課題文 =>
════════════════
このコマンドレットを実行できるユーザー:既定では、次のグループのメンバーが Get-CsAdUser コマンドレットをローカルで実行することを承認されています。RTCUniversalUserAdmins、RTCUniversalServerAdmins、RTCUniversalReadOnlyAdmins。このコマンドレットが割り当てられているすべての役割ベースのアクセス制御 (RBAC) の役割の一覧 (自身が作成したカスタムの RBAC の役割を含む) を戻すには、Windows PowerShell プロンプトから次のコマンドを実行します。

Get-CsAdminRole | Where-Object {$_.Cmdlets –match "Get-CsAdUser"}

パラメーター

パラメーター 必須かどうか 説明

Identity

省略可能

UserID パラメーター

取得するユーザー アカウントの Identity を指定します。ユーザーの Identity は、以下の 4 つの形式のうちの 1 つを使用して指定できます。1) ユーザーの SIP アドレス、2) ユーザーのユーザー プリンシパル名 (UPN)、3) ドメイン\ログオン形式 (たとえば、litwareinc\kenmyer) のユーザーのドメイン名とログオン名、および 4) ユーザーの Active Directory 表示名 (たとえば、Ken Myer)。ユーザー アカウントは、ユーザーの Active Directory 識別名を使用して参照することもできます。

表示名をユーザーの Identity として使用する場合は、アスタリスク (*) ワイルドカード文字を使用できます。たとえば、"* Smith" という Identity は、末尾が " Smith" という文字列値の表示名を持つすべてのユーザーを戻します。

Credential

省略可能

PSCredential オブジェクト

別の資格情報で Get-CsAdUser コマンドレットを実行できます。これは、Windows へのログオン時に使用したアカウントが、ユーザー オブジェクトの使用に必要な権限を持たない場合に、必要となる可能性があります。
════════════════
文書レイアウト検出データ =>
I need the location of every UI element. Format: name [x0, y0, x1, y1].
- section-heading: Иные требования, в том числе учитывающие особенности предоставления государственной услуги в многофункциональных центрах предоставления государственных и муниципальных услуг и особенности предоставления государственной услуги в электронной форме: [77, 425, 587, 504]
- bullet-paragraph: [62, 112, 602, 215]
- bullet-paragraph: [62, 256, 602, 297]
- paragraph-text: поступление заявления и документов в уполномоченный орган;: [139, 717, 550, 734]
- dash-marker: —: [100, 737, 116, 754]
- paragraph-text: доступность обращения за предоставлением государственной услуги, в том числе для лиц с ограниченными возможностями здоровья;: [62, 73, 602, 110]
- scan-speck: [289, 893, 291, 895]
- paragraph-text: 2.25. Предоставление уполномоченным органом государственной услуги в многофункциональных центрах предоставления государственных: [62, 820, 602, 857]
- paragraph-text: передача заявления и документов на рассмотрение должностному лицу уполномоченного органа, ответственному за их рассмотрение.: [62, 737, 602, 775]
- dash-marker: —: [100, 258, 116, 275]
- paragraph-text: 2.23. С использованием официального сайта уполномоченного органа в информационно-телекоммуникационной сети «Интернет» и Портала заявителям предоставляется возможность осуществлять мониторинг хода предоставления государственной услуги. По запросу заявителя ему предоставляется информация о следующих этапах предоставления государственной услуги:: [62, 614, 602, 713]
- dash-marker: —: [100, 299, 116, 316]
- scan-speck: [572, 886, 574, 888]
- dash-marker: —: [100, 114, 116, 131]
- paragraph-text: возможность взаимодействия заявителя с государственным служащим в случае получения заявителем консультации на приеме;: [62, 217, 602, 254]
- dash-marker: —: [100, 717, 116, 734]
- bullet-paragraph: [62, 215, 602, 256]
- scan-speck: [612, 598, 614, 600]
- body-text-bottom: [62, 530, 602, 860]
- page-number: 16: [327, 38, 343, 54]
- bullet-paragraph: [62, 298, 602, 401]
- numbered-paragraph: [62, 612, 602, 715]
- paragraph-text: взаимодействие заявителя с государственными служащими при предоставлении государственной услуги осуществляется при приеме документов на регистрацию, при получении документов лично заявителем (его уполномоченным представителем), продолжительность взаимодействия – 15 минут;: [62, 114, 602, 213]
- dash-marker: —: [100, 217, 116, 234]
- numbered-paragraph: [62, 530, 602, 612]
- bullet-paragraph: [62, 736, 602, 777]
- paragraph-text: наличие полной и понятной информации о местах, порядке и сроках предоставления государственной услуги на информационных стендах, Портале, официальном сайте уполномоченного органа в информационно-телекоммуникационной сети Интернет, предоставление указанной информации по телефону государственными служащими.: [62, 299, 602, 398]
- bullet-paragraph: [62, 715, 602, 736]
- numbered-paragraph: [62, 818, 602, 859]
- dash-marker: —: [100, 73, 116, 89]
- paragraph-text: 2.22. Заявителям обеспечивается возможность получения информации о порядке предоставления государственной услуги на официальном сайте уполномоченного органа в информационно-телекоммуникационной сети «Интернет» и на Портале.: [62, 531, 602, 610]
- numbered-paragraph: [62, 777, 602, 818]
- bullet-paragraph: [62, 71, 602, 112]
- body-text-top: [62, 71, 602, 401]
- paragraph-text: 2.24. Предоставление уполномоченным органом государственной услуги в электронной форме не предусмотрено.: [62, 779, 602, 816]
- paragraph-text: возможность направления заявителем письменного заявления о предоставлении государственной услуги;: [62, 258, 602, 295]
════════════════
作業指示 =>
**1)** Get-CsAdUser コマンドレットに関する課題文のうち、「パラメーター 必須かどうか 説明」から「Active Directory 識別名を使用して参照することもできます。」までを一字一句違えずに書き写してください。
**2)** Get-CsAdUser コマンドレットに関する課題文の続きを、最後の文の後から書き足してください。

解答 =>
**1)**
パラメーター 必須かどうか 説明

Identity

省略可能

UserID パラメーター

取得するユーザー アカウントの Identity を指定します。ユーザーの Identity は、以下の 4 つの形式のうちの 1 つを使用して指定できます。1) ユーザーの SIP アドレス、2) ユーザーのユーザー プリンシパル名 (UPN)、3) ドメイン\ログオン形式 (たとえば、litwareinc\kenmyer) のユーザーのドメイン名とログオン名、および 4) ユーザーの Active Directory 表示名 (たとえば、Ken Myer)。ユーザー アカウントは、ユーザーの Active Directory 識別名を使用して参照することもできます。

**2)**
Credential パラメーターを使用するには、まず、Get-Credential コマンドレットを使用して、PSCredential オブジェクトを作成する必要があります。詳細については、Get-Credential のヘルプ トピックを参照してください。

DomainController

省略可能

文字列

指定したドメイン コントローラーに接続して、ユーザー情報を取得できます。特定のドメイン コントローラーに接続するには、DomainController パラメーターを含めて、続けて完全修飾ドメイン名 (FQDN) (たとえば、atl-cs-001.litwareinc.com) を指定します。

Filter

省略可能

文字列

Lync Server 固有の属性をフィルター処理することで、戻されるデータを制限できます。

Filter パラメーターは、Where-Object コマンドレットと同じ Windows PowerShell フィルター処理構文を使用します。たとえば、Lync Server が有効になっていないユーザーのみを戻すフィルターは、{Enabled -ne $True} のようになります。ここで、Enabled は Active Directory 属性を、-ne は比較演算子 (等しくない) を、$True (組み込みの Windows PowerShell 変数) は値 True を表します。

LdapFilter

省略可能

文字列

汎用の Active Directory 属性 (つまり、Lync Server 固有ではない属性) をフィルター処理することで、戻されるデータを制限できます。たとえば、特定の部署に勤務していたり、特定のマネージャーや役職を持っていたりするユーザーに戻されるデータを制限できます。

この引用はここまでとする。